WHAT YOU SHOULD DO:
Output all the entries word for word. Omit the pictures.

DATA LISTING:
* Begin *

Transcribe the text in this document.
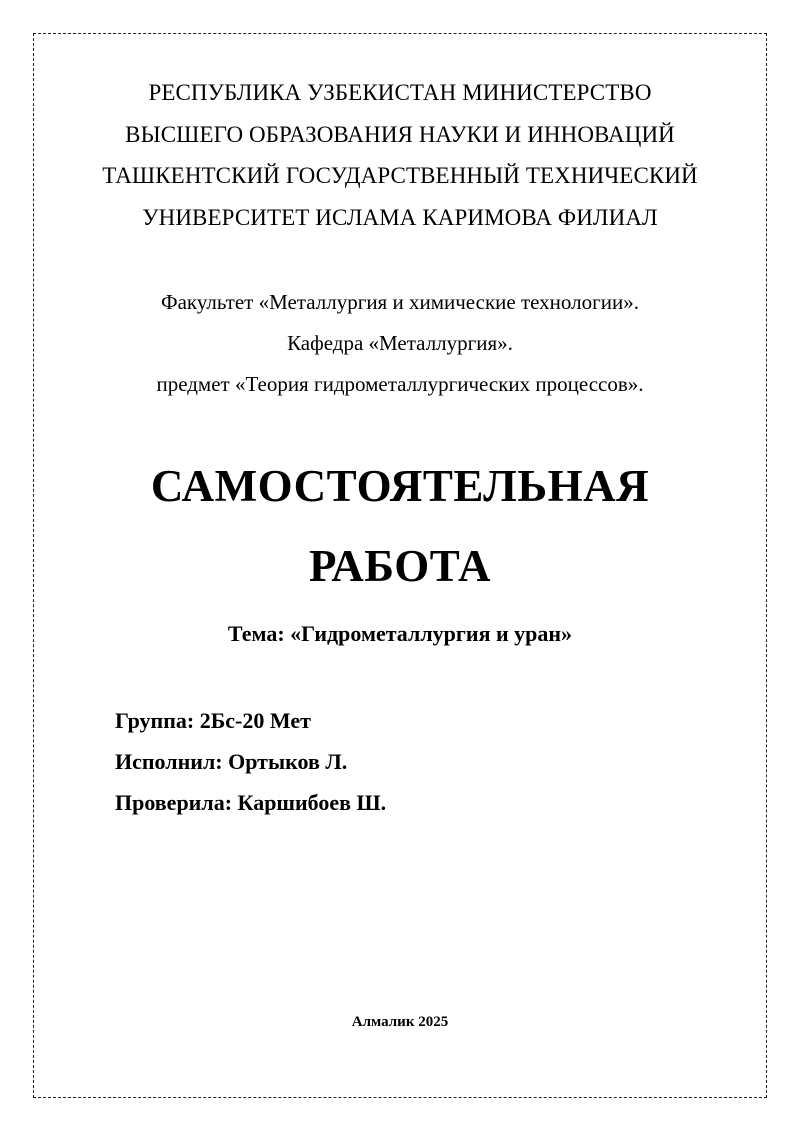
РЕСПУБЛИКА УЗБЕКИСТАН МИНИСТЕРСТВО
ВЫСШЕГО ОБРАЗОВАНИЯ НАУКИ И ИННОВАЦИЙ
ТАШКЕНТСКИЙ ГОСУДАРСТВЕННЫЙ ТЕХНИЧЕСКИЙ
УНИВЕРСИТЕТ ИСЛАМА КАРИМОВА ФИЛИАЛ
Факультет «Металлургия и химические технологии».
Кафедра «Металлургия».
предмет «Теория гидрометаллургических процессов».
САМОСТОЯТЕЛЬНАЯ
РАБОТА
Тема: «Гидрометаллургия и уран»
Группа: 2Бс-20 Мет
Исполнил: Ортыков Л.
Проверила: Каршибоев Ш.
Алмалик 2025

* End *

RESPONSE:
Transcribe the text in this document.
РЕСПУБЛИКА УЗБЕКИСТАН МИНИСТЕРСТВО
ВЫСШЕГО ОБРАЗОВАНИЯ НАУКИ И ИННОВАЦИЙ
ТАШКЕНТСКИЙ ГОСУДАРСТВЕННЫЙ ТЕХНИЧЕСКИЙ
УНИВЕРСИТЕТ ИСЛАМА КАРИМОВА ФИЛИАЛ
Факультет «Металлургия и химические технологии».
Кафедра «Металлургия».
предмет «Теория гидрометаллургических процессов».
САМОСТОЯТЕЛЬНАЯ
РАБОТА
Тема: «Гидрометаллургия и уран»
Группа: 2Бс-20 Мет
Исполнил: Ортыков Л.
Проверила: Каршибоев Ш.
Алмалик 2025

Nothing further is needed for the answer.